• **PROMPT**: Gather the lines below that include the string "JSON", copying each in full.

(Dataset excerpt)
====
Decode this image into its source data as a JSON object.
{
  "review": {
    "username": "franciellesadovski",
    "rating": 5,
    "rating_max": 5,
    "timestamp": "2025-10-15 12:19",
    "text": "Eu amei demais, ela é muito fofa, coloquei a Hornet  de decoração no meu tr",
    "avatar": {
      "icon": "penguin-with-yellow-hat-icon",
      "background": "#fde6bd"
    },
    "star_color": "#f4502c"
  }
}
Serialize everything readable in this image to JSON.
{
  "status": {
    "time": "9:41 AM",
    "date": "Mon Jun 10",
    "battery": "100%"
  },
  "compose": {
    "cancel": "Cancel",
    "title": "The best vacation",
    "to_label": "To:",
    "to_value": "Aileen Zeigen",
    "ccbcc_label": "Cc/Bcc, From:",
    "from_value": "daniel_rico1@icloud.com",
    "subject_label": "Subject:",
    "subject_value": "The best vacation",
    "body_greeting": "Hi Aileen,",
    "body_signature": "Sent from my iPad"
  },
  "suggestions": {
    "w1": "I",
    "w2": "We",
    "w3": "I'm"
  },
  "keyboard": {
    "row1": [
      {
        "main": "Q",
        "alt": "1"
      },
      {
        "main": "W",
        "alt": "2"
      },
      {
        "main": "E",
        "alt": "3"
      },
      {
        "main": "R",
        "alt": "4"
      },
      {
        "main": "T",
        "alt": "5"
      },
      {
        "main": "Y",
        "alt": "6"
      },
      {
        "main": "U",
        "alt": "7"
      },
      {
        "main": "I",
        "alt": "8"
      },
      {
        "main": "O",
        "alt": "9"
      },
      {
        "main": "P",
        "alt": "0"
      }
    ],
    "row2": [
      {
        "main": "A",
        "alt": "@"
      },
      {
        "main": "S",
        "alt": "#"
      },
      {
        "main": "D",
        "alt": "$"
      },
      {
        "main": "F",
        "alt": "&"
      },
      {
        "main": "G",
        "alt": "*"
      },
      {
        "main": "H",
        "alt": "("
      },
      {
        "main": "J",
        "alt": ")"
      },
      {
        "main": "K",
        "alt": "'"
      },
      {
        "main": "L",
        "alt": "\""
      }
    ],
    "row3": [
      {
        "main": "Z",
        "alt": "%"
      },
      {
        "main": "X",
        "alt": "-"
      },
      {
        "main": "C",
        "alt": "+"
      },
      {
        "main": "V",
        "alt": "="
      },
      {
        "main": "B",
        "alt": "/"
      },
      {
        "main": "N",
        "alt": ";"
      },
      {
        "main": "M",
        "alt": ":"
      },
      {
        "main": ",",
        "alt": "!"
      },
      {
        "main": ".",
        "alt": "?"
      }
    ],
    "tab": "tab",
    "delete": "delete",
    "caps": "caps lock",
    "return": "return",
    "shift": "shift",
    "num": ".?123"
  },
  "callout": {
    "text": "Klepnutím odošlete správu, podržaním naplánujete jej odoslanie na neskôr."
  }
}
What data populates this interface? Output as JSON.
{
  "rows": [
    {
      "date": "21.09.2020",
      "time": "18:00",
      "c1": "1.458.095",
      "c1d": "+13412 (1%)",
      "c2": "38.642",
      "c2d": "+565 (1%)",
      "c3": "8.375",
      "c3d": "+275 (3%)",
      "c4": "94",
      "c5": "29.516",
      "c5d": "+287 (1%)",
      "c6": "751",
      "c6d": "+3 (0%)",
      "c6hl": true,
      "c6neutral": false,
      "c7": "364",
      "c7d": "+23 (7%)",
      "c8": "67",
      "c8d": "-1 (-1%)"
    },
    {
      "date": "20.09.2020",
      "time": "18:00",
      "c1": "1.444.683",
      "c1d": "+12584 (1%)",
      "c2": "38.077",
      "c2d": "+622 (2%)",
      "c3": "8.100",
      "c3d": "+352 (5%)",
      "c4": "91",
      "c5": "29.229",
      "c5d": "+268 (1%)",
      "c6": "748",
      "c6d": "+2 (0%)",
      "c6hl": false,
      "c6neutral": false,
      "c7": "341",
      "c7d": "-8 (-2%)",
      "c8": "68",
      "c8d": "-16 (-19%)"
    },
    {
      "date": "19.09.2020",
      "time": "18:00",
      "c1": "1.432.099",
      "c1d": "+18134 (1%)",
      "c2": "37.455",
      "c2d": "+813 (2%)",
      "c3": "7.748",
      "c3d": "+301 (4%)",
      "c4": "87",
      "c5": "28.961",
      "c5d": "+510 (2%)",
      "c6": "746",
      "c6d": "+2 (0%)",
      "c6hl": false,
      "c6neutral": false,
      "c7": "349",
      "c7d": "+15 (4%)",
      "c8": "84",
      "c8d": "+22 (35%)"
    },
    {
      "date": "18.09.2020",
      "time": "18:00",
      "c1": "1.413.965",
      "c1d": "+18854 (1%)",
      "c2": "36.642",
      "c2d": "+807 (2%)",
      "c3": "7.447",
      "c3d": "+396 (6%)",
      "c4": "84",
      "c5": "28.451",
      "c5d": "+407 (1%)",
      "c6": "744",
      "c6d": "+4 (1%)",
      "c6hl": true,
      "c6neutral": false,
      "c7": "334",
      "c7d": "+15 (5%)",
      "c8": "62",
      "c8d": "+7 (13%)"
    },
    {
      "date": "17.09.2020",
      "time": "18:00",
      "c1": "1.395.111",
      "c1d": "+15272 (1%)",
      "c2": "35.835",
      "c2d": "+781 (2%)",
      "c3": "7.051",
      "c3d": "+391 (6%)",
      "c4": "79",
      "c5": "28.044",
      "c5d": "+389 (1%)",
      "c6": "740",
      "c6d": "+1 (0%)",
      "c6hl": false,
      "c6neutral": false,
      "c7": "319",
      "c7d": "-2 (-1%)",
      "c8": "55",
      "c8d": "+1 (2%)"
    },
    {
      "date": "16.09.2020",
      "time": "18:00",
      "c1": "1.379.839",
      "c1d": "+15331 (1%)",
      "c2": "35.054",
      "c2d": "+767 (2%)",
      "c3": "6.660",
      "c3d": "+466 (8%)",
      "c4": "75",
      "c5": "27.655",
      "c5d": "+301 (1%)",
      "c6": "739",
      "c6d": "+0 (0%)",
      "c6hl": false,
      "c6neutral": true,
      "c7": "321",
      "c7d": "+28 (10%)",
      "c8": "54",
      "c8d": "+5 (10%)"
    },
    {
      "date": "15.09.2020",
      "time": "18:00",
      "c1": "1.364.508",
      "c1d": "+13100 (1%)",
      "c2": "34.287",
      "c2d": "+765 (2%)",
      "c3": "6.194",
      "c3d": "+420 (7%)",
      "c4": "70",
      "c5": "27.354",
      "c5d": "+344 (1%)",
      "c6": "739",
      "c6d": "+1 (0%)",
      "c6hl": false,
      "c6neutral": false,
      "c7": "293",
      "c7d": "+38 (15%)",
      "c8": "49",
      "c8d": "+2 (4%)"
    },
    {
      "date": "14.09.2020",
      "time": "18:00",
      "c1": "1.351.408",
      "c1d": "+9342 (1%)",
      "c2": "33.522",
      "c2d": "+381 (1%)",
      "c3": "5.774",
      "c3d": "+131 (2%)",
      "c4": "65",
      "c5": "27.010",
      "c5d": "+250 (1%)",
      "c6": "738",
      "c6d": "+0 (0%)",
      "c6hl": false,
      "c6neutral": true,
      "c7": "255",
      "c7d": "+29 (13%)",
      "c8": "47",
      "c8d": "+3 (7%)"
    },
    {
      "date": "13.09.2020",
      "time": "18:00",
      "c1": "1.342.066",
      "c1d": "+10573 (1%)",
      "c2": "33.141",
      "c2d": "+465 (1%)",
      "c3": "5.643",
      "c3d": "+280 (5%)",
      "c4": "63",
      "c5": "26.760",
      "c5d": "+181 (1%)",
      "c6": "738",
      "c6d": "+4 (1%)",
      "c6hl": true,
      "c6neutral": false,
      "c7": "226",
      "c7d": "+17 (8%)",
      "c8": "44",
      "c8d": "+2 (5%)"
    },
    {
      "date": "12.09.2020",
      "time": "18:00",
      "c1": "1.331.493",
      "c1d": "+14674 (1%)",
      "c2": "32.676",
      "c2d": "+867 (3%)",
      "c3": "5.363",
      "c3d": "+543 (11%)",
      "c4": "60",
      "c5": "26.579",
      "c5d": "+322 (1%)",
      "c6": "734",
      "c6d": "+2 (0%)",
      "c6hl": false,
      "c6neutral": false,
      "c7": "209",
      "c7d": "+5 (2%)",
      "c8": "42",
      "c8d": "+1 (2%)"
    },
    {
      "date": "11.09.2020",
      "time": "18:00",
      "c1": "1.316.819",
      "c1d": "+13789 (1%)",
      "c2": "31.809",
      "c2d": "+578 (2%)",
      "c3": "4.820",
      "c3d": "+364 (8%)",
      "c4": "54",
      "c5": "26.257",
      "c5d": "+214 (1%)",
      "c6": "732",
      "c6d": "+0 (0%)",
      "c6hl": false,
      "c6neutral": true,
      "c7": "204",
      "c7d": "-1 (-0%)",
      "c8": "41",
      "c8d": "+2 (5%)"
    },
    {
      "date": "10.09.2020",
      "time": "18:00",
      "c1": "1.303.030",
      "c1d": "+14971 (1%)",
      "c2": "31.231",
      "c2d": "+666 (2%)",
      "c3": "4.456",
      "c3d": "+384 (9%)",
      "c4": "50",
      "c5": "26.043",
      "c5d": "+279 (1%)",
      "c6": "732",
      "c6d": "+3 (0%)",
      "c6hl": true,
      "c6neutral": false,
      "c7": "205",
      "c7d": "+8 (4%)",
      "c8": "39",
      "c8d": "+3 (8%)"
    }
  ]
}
====
• **RESULT**:
Decode this image into its source data as a JSON object.
Serialize everything readable in this image to JSON.
What data populates this interface? Output as JSON.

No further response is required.